### WHAT IS BEING ASKED
Transcribe the records below exactly.

### EXERCISE MATERIAL
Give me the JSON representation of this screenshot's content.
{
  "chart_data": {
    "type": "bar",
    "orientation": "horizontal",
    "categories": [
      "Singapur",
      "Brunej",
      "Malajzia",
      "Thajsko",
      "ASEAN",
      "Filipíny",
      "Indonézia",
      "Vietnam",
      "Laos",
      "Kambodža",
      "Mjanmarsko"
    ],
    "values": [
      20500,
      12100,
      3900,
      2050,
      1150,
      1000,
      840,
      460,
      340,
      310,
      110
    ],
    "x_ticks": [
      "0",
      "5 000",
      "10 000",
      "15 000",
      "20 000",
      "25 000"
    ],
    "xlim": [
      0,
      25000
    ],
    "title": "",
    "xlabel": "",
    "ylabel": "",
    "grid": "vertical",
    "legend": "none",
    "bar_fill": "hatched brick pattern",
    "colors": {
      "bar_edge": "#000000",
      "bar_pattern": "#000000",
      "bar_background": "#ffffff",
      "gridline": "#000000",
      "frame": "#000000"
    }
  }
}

### ANSWER TO THE PROBLEM
Give me the JSON representation of this screenshot's content.
{
  "chart_data": {
    "type": "bar",
    "orientation": "horizontal",
    "categories": [
      "Singapur",
      "Brunej",
      "Malajzia",
      "Thajsko",
      "ASEAN",
      "Filipíny",
      "Indonézia",
      "Vietnam",
      "Laos",
      "Kambodža",
      "Mjanmarsko"
    ],
    "values": [
      20500,
      12100,
      3900,
      2050,
      1150,
      1000,
      840,
      460,
      340,
      310,
      110
    ],
    "x_ticks": [
      "0",
      "5 000",
      "10 000",
      "15 000",
      "20 000",
      "25 000"
    ],
    "xlim": [
      0,
      25000
    ],
    "title": "",
    "xlabel": "",
    "ylabel": "",
    "grid": "vertical",
    "legend": "none",
    "bar_fill": "hatched brick pattern",
    "colors": {
      "bar_edge": "#000000",
      "bar_pattern": "#000000",
      "bar_background": "#ffffff",
      "gridline": "#000000",
      "frame": "#000000"
    }
  }
}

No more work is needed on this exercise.